• [OBJECTIVE]
Go through the entries below and pick out every line with "name".

+===+

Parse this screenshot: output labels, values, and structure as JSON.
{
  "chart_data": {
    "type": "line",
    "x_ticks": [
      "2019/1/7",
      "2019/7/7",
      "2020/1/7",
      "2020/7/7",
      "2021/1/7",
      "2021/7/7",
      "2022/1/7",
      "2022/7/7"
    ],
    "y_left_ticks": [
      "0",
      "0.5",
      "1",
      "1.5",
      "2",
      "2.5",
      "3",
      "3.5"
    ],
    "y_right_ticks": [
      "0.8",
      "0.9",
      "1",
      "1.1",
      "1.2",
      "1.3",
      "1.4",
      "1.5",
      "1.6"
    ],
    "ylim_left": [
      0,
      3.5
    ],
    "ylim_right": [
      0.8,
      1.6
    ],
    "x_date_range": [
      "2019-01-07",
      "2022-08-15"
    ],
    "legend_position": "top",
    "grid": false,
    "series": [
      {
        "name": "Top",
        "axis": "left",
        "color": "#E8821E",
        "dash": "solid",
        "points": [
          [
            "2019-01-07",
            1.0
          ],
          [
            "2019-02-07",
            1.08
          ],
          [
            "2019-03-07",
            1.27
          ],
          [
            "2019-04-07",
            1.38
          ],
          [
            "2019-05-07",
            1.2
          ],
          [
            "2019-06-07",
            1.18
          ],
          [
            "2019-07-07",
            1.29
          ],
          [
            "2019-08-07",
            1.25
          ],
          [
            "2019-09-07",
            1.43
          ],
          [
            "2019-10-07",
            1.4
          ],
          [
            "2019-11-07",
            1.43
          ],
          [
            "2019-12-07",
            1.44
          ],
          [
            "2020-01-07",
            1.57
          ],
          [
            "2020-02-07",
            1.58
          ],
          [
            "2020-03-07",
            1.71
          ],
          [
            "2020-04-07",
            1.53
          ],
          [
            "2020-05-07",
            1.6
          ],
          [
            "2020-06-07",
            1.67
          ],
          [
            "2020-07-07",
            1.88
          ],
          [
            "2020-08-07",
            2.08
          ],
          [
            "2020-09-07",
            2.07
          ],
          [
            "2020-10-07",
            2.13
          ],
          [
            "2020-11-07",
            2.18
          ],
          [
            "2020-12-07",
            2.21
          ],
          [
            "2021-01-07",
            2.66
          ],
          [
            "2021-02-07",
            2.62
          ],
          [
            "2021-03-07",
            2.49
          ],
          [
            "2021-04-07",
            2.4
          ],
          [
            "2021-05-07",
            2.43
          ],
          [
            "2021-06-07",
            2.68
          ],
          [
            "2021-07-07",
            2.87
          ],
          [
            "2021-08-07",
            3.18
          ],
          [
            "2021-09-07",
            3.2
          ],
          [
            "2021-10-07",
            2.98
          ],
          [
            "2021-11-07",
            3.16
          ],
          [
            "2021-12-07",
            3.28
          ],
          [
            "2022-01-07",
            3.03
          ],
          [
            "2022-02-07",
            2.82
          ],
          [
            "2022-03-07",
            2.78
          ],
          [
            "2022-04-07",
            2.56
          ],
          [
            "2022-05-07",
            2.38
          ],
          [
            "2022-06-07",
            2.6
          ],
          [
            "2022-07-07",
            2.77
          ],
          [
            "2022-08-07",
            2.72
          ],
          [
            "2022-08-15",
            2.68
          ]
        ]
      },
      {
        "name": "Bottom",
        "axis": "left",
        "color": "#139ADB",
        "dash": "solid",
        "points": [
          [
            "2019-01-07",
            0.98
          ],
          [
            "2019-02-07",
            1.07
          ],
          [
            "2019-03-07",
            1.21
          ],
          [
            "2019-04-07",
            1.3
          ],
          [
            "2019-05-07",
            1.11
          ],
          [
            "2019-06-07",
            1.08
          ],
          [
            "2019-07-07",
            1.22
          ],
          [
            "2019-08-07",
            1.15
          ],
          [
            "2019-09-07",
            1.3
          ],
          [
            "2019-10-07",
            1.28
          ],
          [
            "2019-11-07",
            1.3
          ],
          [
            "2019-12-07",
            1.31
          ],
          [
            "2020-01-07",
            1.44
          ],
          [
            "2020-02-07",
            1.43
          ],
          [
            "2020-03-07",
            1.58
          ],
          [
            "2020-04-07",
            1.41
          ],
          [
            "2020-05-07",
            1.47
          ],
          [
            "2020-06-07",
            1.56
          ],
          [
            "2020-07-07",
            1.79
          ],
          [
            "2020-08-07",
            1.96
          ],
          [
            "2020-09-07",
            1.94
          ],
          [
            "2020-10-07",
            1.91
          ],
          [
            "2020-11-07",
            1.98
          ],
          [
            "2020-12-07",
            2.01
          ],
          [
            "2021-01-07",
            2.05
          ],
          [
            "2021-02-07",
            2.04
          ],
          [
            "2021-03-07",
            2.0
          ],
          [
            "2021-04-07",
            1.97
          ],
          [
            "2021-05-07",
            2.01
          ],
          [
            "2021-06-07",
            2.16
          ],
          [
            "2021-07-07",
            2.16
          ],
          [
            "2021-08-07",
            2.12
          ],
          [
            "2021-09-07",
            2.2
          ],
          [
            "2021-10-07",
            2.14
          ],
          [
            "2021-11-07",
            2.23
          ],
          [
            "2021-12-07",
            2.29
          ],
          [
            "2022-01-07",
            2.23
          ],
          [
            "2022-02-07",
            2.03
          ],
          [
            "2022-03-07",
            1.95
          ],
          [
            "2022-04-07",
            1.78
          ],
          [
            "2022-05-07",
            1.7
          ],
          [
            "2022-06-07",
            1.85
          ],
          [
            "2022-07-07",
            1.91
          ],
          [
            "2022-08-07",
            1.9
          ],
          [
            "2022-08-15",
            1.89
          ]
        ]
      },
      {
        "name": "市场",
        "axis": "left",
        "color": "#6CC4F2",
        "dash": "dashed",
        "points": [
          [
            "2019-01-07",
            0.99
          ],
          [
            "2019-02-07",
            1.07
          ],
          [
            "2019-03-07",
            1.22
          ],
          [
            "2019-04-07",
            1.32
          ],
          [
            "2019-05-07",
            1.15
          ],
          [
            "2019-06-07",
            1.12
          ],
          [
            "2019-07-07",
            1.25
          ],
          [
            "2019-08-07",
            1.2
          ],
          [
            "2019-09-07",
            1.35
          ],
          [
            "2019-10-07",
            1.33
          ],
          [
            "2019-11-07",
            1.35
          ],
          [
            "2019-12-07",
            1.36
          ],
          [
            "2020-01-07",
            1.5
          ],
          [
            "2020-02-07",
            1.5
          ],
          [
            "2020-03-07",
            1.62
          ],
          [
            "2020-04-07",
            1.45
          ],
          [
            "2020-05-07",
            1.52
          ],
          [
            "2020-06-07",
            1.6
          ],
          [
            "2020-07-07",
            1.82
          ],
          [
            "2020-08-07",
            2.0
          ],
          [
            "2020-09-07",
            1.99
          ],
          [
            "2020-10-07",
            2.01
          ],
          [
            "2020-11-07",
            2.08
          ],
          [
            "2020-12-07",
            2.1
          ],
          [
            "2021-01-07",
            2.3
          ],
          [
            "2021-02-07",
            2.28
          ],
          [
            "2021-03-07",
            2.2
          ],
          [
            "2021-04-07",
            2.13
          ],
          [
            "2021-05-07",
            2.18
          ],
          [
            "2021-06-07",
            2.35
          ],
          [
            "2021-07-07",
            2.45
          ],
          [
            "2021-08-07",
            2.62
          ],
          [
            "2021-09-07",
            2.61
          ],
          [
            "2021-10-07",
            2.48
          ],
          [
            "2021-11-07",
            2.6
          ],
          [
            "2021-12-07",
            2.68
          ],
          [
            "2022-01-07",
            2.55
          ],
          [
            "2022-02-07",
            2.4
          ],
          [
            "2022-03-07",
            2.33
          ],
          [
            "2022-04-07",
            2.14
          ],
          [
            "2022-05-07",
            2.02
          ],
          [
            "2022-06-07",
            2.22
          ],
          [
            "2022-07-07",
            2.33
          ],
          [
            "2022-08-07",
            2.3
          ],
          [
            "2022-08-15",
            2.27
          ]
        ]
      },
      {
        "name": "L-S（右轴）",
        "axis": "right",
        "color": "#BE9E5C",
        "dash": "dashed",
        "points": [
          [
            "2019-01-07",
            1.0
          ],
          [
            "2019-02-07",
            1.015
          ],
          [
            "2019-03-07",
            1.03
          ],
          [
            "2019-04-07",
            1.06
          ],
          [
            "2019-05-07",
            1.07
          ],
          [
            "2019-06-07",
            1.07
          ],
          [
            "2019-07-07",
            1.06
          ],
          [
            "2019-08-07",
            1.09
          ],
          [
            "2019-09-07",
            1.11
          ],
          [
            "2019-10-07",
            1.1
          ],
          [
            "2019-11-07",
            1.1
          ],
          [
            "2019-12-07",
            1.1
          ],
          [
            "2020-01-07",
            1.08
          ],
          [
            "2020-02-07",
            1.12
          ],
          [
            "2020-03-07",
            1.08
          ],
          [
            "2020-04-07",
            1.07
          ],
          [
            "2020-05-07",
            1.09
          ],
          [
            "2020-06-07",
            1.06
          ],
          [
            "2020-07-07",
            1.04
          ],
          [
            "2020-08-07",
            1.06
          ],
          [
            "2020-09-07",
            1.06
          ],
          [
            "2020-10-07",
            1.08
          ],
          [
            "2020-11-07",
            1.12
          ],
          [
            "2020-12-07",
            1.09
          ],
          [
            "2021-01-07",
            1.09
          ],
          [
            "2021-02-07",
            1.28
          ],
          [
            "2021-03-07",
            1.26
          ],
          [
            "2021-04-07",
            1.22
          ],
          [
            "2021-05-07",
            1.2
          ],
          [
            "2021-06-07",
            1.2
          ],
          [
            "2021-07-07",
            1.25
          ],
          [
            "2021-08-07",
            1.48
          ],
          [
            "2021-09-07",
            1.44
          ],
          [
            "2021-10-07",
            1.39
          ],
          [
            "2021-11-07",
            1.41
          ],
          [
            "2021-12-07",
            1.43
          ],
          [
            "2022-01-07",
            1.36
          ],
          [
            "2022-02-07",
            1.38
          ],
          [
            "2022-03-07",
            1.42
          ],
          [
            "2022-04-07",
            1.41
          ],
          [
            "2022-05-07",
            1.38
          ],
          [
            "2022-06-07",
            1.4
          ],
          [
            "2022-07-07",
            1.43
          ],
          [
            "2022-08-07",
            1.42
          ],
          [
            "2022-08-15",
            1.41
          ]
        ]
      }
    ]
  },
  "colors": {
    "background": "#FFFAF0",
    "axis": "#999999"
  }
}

+===+

• [OUTPUT OF THE EXERCISE]
        "name": "Top",
        "name": "Bottom",
        "name": "市场",
        "name": "L-S（右轴）",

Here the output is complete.